[Task statement]:
Please output the records below in full, exactly as given, but without the images.

++++++++

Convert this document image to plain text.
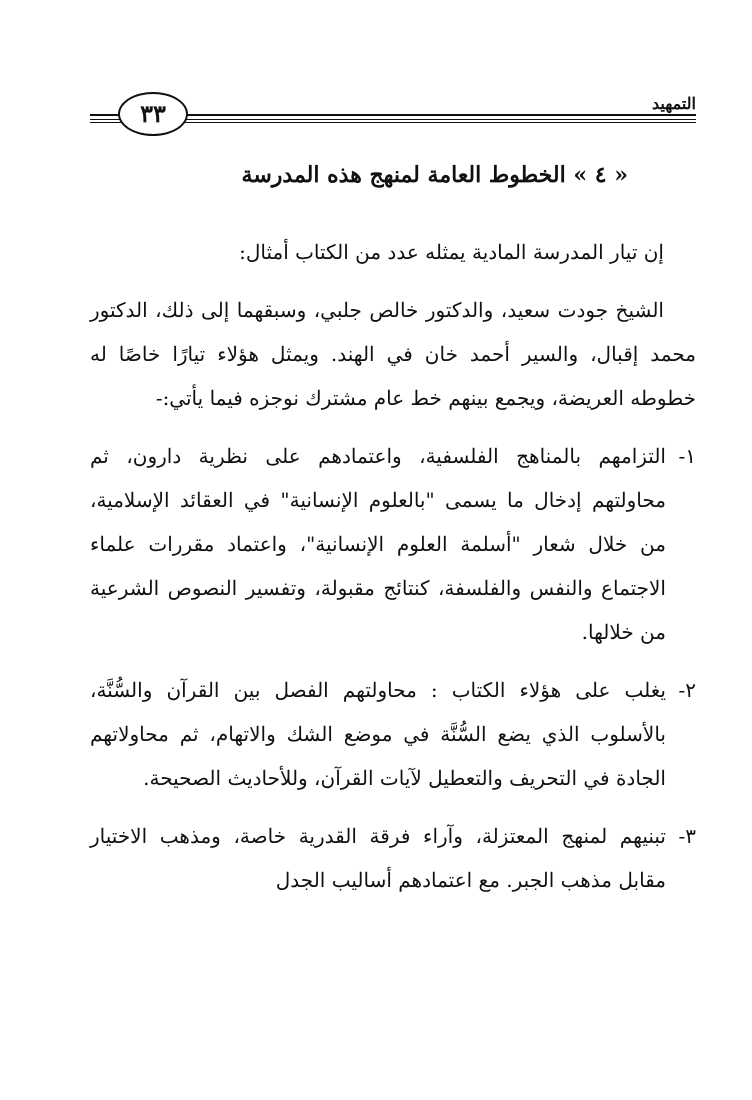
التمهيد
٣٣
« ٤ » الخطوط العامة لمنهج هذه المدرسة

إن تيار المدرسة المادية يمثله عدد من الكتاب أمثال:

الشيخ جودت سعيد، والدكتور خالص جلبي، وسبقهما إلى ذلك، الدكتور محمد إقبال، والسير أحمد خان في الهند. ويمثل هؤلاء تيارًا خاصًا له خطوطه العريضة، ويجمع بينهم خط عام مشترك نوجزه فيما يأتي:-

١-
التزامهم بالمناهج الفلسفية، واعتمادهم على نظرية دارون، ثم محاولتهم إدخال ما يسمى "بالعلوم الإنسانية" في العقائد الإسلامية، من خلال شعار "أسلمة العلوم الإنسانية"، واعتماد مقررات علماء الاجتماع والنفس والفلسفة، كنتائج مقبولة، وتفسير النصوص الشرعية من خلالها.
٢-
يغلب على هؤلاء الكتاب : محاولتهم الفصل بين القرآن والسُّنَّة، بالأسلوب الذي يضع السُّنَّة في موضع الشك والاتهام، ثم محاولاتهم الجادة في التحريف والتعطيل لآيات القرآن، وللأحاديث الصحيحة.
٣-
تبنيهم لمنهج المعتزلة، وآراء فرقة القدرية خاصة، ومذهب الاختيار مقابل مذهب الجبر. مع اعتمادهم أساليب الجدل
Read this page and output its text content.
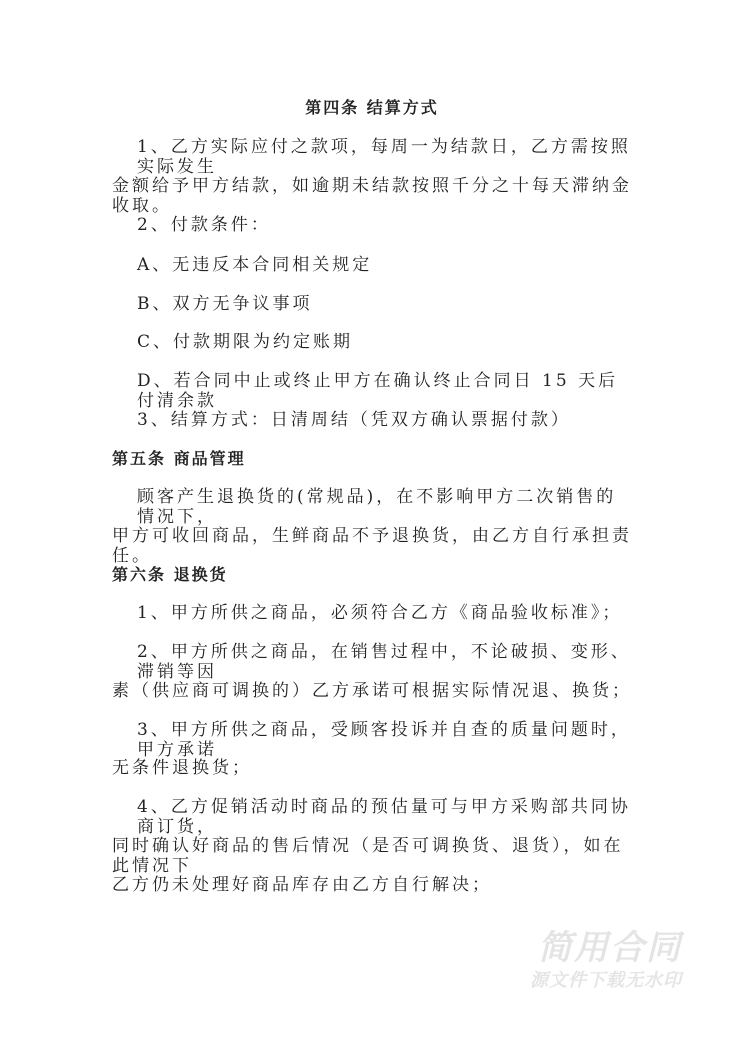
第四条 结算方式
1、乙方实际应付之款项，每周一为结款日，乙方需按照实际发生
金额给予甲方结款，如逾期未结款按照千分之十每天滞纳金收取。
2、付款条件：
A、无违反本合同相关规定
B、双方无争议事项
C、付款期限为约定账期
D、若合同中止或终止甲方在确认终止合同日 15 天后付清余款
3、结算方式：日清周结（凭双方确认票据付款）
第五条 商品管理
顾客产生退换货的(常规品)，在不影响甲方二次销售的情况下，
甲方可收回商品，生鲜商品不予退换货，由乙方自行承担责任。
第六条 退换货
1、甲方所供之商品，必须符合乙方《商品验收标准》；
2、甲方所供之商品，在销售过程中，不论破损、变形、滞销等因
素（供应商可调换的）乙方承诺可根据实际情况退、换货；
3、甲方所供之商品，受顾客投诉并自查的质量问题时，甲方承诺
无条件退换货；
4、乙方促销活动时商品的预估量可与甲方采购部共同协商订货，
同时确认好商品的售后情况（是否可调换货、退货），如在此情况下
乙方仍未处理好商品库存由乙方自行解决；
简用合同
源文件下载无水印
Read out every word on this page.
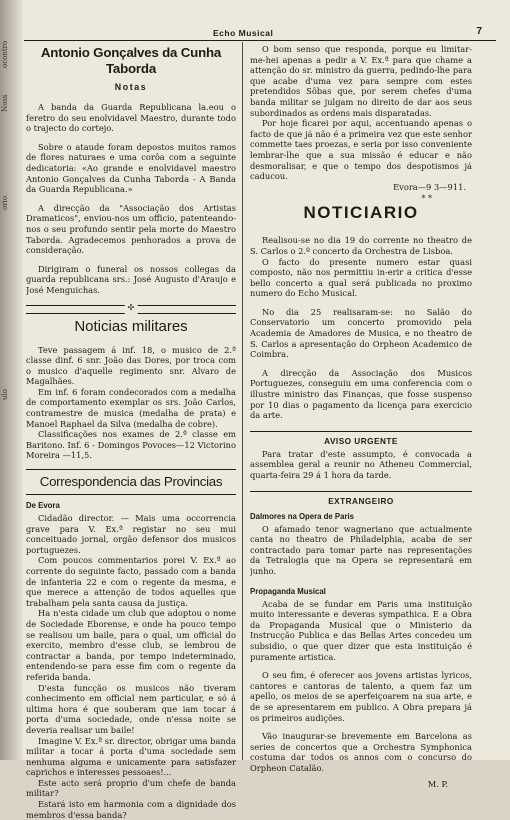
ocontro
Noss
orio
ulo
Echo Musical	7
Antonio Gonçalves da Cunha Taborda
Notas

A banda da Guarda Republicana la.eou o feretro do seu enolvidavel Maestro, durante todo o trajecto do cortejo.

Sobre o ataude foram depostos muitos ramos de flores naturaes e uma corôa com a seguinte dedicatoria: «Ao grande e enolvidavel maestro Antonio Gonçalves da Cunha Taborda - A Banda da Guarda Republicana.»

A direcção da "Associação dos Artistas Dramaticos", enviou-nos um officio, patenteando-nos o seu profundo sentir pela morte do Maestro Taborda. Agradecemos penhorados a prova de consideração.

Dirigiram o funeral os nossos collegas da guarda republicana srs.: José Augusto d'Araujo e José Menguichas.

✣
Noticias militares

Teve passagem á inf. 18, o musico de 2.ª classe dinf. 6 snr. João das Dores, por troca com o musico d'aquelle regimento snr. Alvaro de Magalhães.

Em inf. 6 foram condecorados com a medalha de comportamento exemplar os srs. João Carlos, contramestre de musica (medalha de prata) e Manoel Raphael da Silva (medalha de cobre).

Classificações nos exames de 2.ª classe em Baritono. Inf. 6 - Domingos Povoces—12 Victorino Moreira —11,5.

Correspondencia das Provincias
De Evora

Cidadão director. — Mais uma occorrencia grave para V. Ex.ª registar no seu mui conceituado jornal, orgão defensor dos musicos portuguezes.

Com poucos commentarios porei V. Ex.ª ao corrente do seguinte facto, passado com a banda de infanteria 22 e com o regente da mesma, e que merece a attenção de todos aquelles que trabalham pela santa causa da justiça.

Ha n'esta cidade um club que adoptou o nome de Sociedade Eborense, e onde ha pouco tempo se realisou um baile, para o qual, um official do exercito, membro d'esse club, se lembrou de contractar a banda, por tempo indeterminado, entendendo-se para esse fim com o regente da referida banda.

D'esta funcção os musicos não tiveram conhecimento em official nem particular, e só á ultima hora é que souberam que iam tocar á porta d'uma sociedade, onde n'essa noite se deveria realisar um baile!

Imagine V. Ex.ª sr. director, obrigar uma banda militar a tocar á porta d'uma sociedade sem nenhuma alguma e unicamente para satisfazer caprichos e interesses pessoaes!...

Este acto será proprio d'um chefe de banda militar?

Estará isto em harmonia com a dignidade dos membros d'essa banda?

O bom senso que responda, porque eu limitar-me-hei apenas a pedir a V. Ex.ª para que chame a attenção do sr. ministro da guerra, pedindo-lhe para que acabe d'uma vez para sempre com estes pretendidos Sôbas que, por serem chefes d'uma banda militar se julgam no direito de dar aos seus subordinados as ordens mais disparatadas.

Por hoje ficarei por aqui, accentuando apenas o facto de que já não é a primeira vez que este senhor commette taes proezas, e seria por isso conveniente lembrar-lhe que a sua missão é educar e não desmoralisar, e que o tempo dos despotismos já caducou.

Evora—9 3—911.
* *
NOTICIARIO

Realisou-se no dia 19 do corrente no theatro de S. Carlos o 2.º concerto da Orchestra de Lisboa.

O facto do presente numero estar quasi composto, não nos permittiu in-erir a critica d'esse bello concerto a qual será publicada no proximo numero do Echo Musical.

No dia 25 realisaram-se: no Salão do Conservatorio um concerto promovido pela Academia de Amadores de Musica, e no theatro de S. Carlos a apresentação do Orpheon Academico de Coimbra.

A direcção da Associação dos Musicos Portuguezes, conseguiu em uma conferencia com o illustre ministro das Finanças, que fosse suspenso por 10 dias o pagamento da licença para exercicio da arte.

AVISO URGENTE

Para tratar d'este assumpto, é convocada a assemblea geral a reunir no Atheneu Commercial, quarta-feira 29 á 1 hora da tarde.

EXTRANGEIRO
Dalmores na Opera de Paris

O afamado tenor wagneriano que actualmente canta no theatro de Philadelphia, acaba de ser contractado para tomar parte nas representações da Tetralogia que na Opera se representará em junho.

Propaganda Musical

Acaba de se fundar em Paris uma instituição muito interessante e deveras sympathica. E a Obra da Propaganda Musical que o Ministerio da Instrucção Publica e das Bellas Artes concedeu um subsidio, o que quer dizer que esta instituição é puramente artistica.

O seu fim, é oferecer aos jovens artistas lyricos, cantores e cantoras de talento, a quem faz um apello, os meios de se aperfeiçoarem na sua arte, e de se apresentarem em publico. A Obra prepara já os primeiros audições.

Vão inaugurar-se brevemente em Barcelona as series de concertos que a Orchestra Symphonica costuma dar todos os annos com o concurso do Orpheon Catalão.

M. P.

++++++++

[Response to the exercise]:
Convert this document image to plain text.
التمهيد
٣٣
« ٤ » الخطوط العامة لمنهج هذه المدرسة

إن تيار المدرسة المادية يمثله عدد من الكتاب أمثال:

الشيخ جودت سعيد، والدكتور خالص جلبي، وسبقهما إلى ذلك، الدكتور محمد إقبال، والسير أحمد خان في الهند. ويمثل هؤلاء تيارًا خاصًا له خطوطه العريضة، ويجمع بينهم خط عام مشترك نوجزه فيما يأتي:-

١-
التزامهم بالمناهج الفلسفية، واعتمادهم على نظرية دارون، ثم محاولتهم إدخال ما يسمى "بالعلوم الإنسانية" في العقائد الإسلامية، من خلال شعار "أسلمة العلوم الإنسانية"، واعتماد مقررات علماء الاجتماع والنفس والفلسفة، كنتائج مقبولة، وتفسير النصوص الشرعية من خلالها.
٢-
يغلب على هؤلاء الكتاب : محاولتهم الفصل بين القرآن والسُّنَّة، بالأسلوب الذي يضع السُّنَّة في موضع الشك والاتهام، ثم محاولاتهم الجادة في التحريف والتعطيل لآيات القرآن، وللأحاديث الصحيحة.
٣-
تبنيهم لمنهج المعتزلة، وآراء فرقة القدرية خاصة، ومذهب الاختيار مقابل مذهب الجبر. مع اعتمادهم أساليب الجدل
Read this page and output its text content.
第四条 结算方式
1、乙方实际应付之款项，每周一为结款日，乙方需按照实际发生
金额给予甲方结款，如逾期未结款按照千分之十每天滞纳金收取。
2、付款条件：
A、无违反本合同相关规定
B、双方无争议事项
C、付款期限为约定账期
D、若合同中止或终止甲方在确认终止合同日 15 天后付清余款
3、结算方式：日清周结（凭双方确认票据付款）
第五条 商品管理
顾客产生退换货的(常规品)，在不影响甲方二次销售的情况下，
甲方可收回商品，生鲜商品不予退换货，由乙方自行承担责任。
第六条 退换货
1、甲方所供之商品，必须符合乙方《商品验收标准》；
2、甲方所供之商品，在销售过程中，不论破损、变形、滞销等因
素（供应商可调换的）乙方承诺可根据实际情况退、换货；
3、甲方所供之商品，受顾客投诉并自查的质量问题时，甲方承诺
无条件退换货；
4、乙方促销活动时商品的预估量可与甲方采购部共同协商订货，
同时确认好商品的售后情况（是否可调换货、退货），如在此情况下
乙方仍未处理好商品库存由乙方自行解决；
简用合同
源文件下载无水印
Read out every word on this page.
ocontro
Noss
orio
ulo
Echo Musical	7
Antonio Gonçalves da Cunha Taborda
Notas

A banda da Guarda Republicana la.eou o feretro do seu enolvidavel Maestro, durante todo o trajecto do cortejo.

Sobre o ataude foram depostos muitos ramos de flores naturaes e uma corôa com a seguinte dedicatoria: «Ao grande e enolvidavel maestro Antonio Gonçalves da Cunha Taborda - A Banda da Guarda Republicana.»

A direcção da "Associação dos Artistas Dramaticos", enviou-nos um officio, patenteando-nos o seu profundo sentir pela morte do Maestro Taborda. Agradecemos penhorados a prova de consideração.

Dirigiram o funeral os nossos collegas da guarda republicana srs.: José Augusto d'Araujo e José Menguichas.

✣
Noticias militares

Teve passagem á inf. 18, o musico de 2.ª classe dinf. 6 snr. João das Dores, por troca com o musico d'aquelle regimento snr. Alvaro de Magalhães.

Em inf. 6 foram condecorados com a medalha de comportamento exemplar os srs. João Carlos, contramestre de musica (medalha de prata) e Manoel Raphael da Silva (medalha de cobre).

Classificações nos exames de 2.ª classe em Baritono. Inf. 6 - Domingos Povoces—12 Victorino Moreira —11,5.

Correspondencia das Provincias
De Evora

Cidadão director. — Mais uma occorrencia grave para V. Ex.ª registar no seu mui conceituado jornal, orgão defensor dos musicos portuguezes.

Com poucos commentarios porei V. Ex.ª ao corrente do seguinte facto, passado com a banda de infanteria 22 e com o regente da mesma, e que merece a attenção de todos aquelles que trabalham pela santa causa da justiça.

Ha n'esta cidade um club que adoptou o nome de Sociedade Eborense, e onde ha pouco tempo se realisou um baile, para o qual, um official do exercito, membro d'esse club, se lembrou de contractar a banda, por tempo indeterminado, entendendo-se para esse fim com o regente da referida banda.

D'esta funcção os musicos não tiveram conhecimento em official nem particular, e só á ultima hora é que souberam que iam tocar á porta d'uma sociedade, onde n'essa noite se deveria realisar um baile!

Imagine V. Ex.ª sr. director, obrigar uma banda militar a tocar á porta d'uma sociedade sem nenhuma alguma e unicamente para satisfazer caprichos e interesses pessoaes!...

Este acto será proprio d'um chefe de banda militar?

Estará isto em harmonia com a dignidade dos membros d'essa banda?

O bom senso que responda, porque eu limitar-me-hei apenas a pedir a V. Ex.ª para que chame a attenção do sr. ministro da guerra, pedindo-lhe para que acabe d'uma vez para sempre com estes pretendidos Sôbas que, por serem chefes d'uma banda militar se julgam no direito de dar aos seus subordinados as ordens mais disparatadas.

Por hoje ficarei por aqui, accentuando apenas o facto de que já não é a primeira vez que este senhor commette taes proezas, e seria por isso conveniente lembrar-lhe que a sua missão é educar e não desmoralisar, e que o tempo dos despotismos já caducou.

Evora—9 3—911.
* *
NOTICIARIO

Realisou-se no dia 19 do corrente no theatro de S. Carlos o 2.º concerto da Orchestra de Lisboa.

O facto do presente numero estar quasi composto, não nos permittiu in-erir a critica d'esse bello concerto a qual será publicada no proximo numero do Echo Musical.

No dia 25 realisaram-se: no Salão do Conservatorio um concerto promovido pela Academia de Amadores de Musica, e no theatro de S. Carlos a apresentação do Orpheon Academico de Coimbra.

A direcção da Associação dos Musicos Portuguezes, conseguiu em uma conferencia com o illustre ministro das Finanças, que fosse suspenso por 10 dias o pagamento da licença para exercicio da arte.

AVISO URGENTE

Para tratar d'este assumpto, é convocada a assemblea geral a reunir no Atheneu Commercial, quarta-feira 29 á 1 hora da tarde.

EXTRANGEIRO
Dalmores na Opera de Paris

O afamado tenor wagneriano que actualmente canta no theatro de Philadelphia, acaba de ser contractado para tomar parte nas representações da Tetralogia que na Opera se representará em junho.

Propaganda Musical

Acaba de se fundar em Paris uma instituição muito interessante e deveras sympathica. E a Obra da Propaganda Musical que o Ministerio da Instrucção Publica e das Bellas Artes concedeu um subsidio, o que quer dizer que esta instituição é puramente artistica.

O seu fim, é oferecer aos jovens artistas lyricos, cantores e cantoras de talento, a quem faz um apello, os meios de se aperfeiçoarem na sua arte, e de se apresentarem em publico. A Obra prepara já os primeiros audições.

Vão inaugurar-se brevemente em Barcelona as series de concertos que a Orchestra Symphonica costuma dar todos os annos com o concurso do Orpheon Catalão.

M. P.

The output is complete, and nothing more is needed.